• [Brief] Could you write out every record below exactly, leaving out any pictures?

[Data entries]
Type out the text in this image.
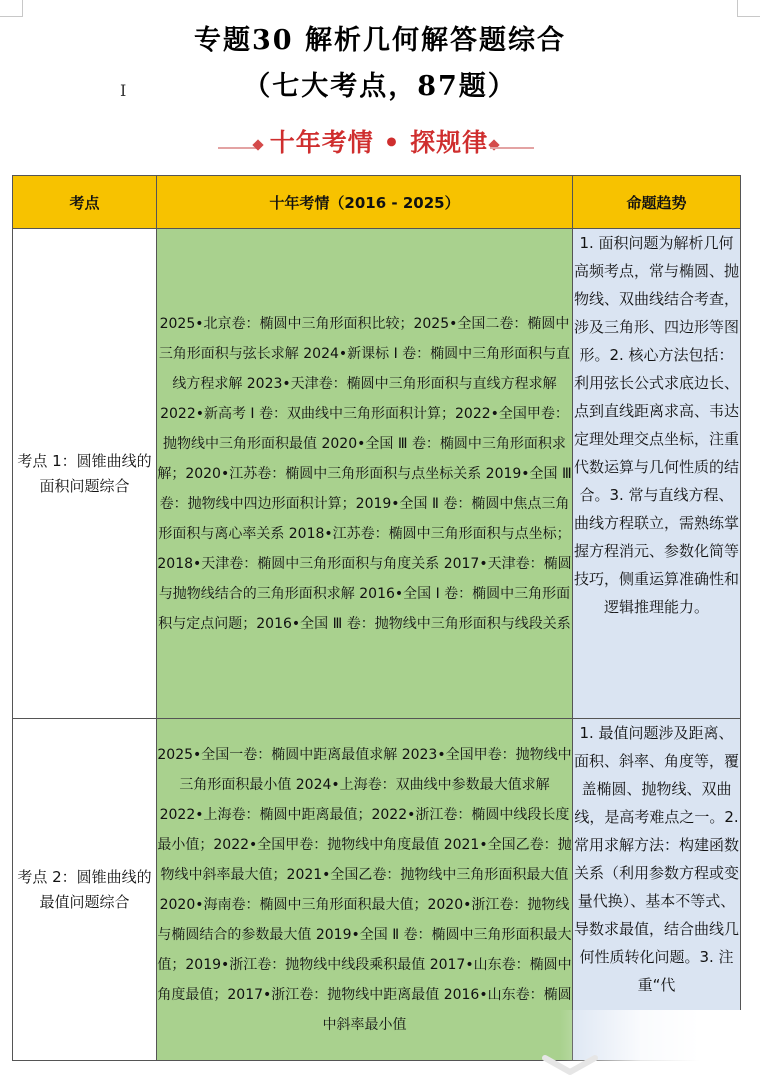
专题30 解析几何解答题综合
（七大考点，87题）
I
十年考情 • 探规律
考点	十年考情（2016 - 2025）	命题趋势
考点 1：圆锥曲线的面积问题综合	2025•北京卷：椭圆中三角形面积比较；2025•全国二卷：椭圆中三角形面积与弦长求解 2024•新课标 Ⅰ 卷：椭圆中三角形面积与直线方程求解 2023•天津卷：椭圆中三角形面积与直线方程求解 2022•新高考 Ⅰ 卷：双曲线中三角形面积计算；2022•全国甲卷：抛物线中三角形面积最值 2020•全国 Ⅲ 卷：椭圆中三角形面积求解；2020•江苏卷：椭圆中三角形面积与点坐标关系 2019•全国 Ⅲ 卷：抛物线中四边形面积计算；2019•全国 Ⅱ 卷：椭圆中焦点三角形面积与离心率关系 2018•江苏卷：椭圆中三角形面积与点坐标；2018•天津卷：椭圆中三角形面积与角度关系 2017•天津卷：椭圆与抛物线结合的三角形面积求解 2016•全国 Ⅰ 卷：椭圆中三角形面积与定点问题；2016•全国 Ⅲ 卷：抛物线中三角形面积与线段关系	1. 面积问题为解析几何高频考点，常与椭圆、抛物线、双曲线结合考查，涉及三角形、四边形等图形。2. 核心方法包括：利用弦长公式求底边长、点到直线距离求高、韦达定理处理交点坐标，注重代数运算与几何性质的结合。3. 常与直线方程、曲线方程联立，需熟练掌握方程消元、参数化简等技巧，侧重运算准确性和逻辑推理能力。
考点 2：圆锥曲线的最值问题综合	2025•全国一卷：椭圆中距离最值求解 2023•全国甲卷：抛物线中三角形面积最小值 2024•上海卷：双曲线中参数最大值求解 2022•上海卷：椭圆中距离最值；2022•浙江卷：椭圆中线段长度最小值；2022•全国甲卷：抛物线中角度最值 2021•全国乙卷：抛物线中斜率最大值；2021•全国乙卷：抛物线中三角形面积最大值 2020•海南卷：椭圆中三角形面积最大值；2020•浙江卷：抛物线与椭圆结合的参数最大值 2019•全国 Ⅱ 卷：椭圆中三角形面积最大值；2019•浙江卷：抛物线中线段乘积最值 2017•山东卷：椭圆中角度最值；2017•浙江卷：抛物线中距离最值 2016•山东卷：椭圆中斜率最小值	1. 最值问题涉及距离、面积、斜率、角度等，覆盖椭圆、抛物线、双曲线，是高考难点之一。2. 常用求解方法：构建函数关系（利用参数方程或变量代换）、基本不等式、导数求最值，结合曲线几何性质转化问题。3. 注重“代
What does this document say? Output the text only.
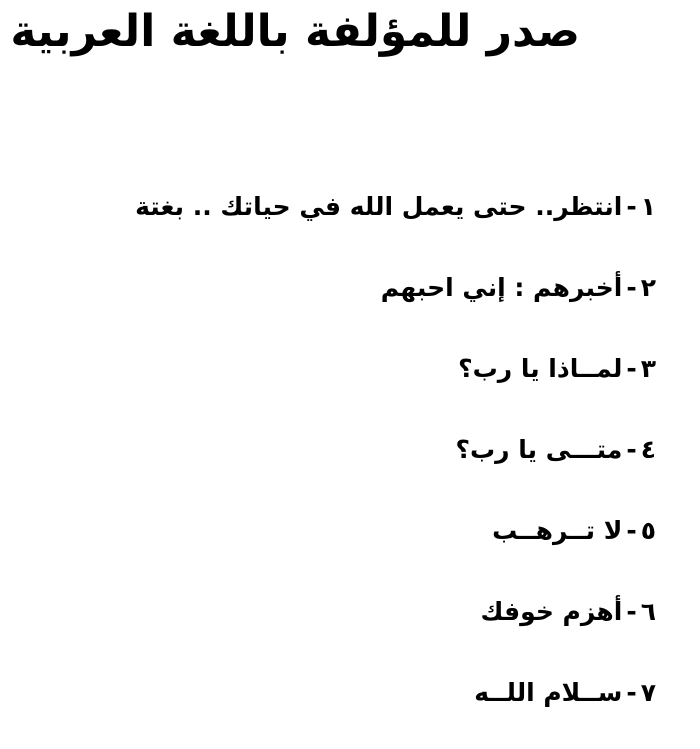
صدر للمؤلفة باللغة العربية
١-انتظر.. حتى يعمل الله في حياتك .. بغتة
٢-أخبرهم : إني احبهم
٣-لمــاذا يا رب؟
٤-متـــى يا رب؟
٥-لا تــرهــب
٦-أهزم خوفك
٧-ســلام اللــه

• [Full response]
Type out the text in this image.
专题30 解析几何解答题综合
（七大考点，87题）
I
十年考情 • 探规律
考点	十年考情（2016 - 2025）	命题趋势
考点 1：圆锥曲线的面积问题综合	2025•北京卷：椭圆中三角形面积比较；2025•全国二卷：椭圆中三角形面积与弦长求解 2024•新课标 Ⅰ 卷：椭圆中三角形面积与直线方程求解 2023•天津卷：椭圆中三角形面积与直线方程求解 2022•新高考 Ⅰ 卷：双曲线中三角形面积计算；2022•全国甲卷：抛物线中三角形面积最值 2020•全国 Ⅲ 卷：椭圆中三角形面积求解；2020•江苏卷：椭圆中三角形面积与点坐标关系 2019•全国 Ⅲ 卷：抛物线中四边形面积计算；2019•全国 Ⅱ 卷：椭圆中焦点三角形面积与离心率关系 2018•江苏卷：椭圆中三角形面积与点坐标；2018•天津卷：椭圆中三角形面积与角度关系 2017•天津卷：椭圆与抛物线结合的三角形面积求解 2016•全国 Ⅰ 卷：椭圆中三角形面积与定点问题；2016•全国 Ⅲ 卷：抛物线中三角形面积与线段关系	1. 面积问题为解析几何高频考点，常与椭圆、抛物线、双曲线结合考查，涉及三角形、四边形等图形。2. 核心方法包括：利用弦长公式求底边长、点到直线距离求高、韦达定理处理交点坐标，注重代数运算与几何性质的结合。3. 常与直线方程、曲线方程联立，需熟练掌握方程消元、参数化简等技巧，侧重运算准确性和逻辑推理能力。
考点 2：圆锥曲线的最值问题综合	2025•全国一卷：椭圆中距离最值求解 2023•全国甲卷：抛物线中三角形面积最小值 2024•上海卷：双曲线中参数最大值求解 2022•上海卷：椭圆中距离最值；2022•浙江卷：椭圆中线段长度最小值；2022•全国甲卷：抛物线中角度最值 2021•全国乙卷：抛物线中斜率最大值；2021•全国乙卷：抛物线中三角形面积最大值 2020•海南卷：椭圆中三角形面积最大值；2020•浙江卷：抛物线与椭圆结合的参数最大值 2019•全国 Ⅱ 卷：椭圆中三角形面积最大值；2019•浙江卷：抛物线中线段乘积最值 2017•山东卷：椭圆中角度最值；2017•浙江卷：抛物线中距离最值 2016•山东卷：椭圆中斜率最小值	1. 最值问题涉及距离、面积、斜率、角度等，覆盖椭圆、抛物线、双曲线，是高考难点之一。2. 常用求解方法：构建函数关系（利用参数方程或变量代换）、基本不等式、导数求最值，结合曲线几何性质转化问题。3. 注重“代
What does this document say? Output the text only.
صدر للمؤلفة باللغة العربية
١-انتظر.. حتى يعمل الله في حياتك .. بغتة
٢-أخبرهم : إني احبهم
٣-لمــاذا يا رب؟
٤-متـــى يا رب؟
٥-لا تــرهــب
٦-أهزم خوفك
٧-ســلام اللــه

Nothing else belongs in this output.